- **Your instructions**
Give back all the data exactly, line by line.
■ ■ ■
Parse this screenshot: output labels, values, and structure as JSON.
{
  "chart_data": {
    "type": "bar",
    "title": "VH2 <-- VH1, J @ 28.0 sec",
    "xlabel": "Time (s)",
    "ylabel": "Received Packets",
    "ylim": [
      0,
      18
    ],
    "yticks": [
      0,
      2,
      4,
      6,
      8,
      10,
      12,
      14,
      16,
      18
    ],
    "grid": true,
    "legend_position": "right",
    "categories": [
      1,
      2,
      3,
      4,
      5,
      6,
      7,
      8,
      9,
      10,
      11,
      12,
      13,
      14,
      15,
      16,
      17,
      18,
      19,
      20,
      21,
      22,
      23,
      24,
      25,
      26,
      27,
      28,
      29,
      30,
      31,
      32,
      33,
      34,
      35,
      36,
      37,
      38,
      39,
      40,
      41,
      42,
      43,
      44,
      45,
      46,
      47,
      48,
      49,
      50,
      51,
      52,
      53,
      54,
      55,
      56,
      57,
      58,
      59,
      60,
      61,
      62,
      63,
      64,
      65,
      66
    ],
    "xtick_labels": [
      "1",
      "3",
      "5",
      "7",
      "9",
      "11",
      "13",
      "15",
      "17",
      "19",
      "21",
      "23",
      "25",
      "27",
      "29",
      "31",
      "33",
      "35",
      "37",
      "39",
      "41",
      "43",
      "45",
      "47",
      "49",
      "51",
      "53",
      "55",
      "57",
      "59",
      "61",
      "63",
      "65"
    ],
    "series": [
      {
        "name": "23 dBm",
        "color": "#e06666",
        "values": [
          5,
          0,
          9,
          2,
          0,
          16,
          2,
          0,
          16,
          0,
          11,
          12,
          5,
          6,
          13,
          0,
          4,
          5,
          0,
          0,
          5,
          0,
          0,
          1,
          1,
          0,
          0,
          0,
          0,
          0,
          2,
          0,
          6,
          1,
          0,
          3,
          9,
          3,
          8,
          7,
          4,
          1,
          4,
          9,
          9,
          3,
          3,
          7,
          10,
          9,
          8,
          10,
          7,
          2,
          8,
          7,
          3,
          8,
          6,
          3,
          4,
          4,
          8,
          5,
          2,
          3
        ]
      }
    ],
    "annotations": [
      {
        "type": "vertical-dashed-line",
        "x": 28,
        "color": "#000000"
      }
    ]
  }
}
■ ■ ■
- **Output of the task**
Parse this screenshot: output labels, values, and structure as JSON.
{
  "chart_data": {
    "type": "bar",
    "title": "VH2 <-- VH1, J @ 28.0 sec",
    "xlabel": "Time (s)",
    "ylabel": "Received Packets",
    "ylim": [
      0,
      18
    ],
    "yticks": [
      0,
      2,
      4,
      6,
      8,
      10,
      12,
      14,
      16,
      18
    ],
    "grid": true,
    "legend_position": "right",
    "categories": [
      1,
      2,
      3,
      4,
      5,
      6,
      7,
      8,
      9,
      10,
      11,
      12,
      13,
      14,
      15,
      16,
      17,
      18,
      19,
      20,
      21,
      22,
      23,
      24,
      25,
      26,
      27,
      28,
      29,
      30,
      31,
      32,
      33,
      34,
      35,
      36,
      37,
      38,
      39,
      40,
      41,
      42,
      43,
      44,
      45,
      46,
      47,
      48,
      49,
      50,
      51,
      52,
      53,
      54,
      55,
      56,
      57,
      58,
      59,
      60,
      61,
      62,
      63,
      64,
      65,
      66
    ],
    "xtick_labels": [
      "1",
      "3",
      "5",
      "7",
      "9",
      "11",
      "13",
      "15",
      "17",
      "19",
      "21",
      "23",
      "25",
      "27",
      "29",
      "31",
      "33",
      "35",
      "37",
      "39",
      "41",
      "43",
      "45",
      "47",
      "49",
      "51",
      "53",
      "55",
      "57",
      "59",
      "61",
      "63",
      "65"
    ],
    "series": [
      {
        "name": "23 dBm",
        "color": "#e06666",
        "values": [
          5,
          0,
          9,
          2,
          0,
          16,
          2,
          0,
          16,
          0,
          11,
          12,
          5,
          6,
          13,
          0,
          4,
          5,
          0,
          0,
          5,
          0,
          0,
          1,
          1,
          0,
          0,
          0,
          0,
          0,
          2,
          0,
          6,
          1,
          0,
          3,
          9,
          3,
          8,
          7,
          4,
          1,
          4,
          9,
          9,
          3,
          3,
          7,
          10,
          9,
          8,
          10,
          7,
          2,
          8,
          7,
          3,
          8,
          6,
          3,
          4,
          4,
          8,
          5,
          2,
          3
        ]
      }
    ],
    "annotations": [
      {
        "type": "vertical-dashed-line",
        "x": 28,
        "color": "#000000"
      }
    ]
  }
}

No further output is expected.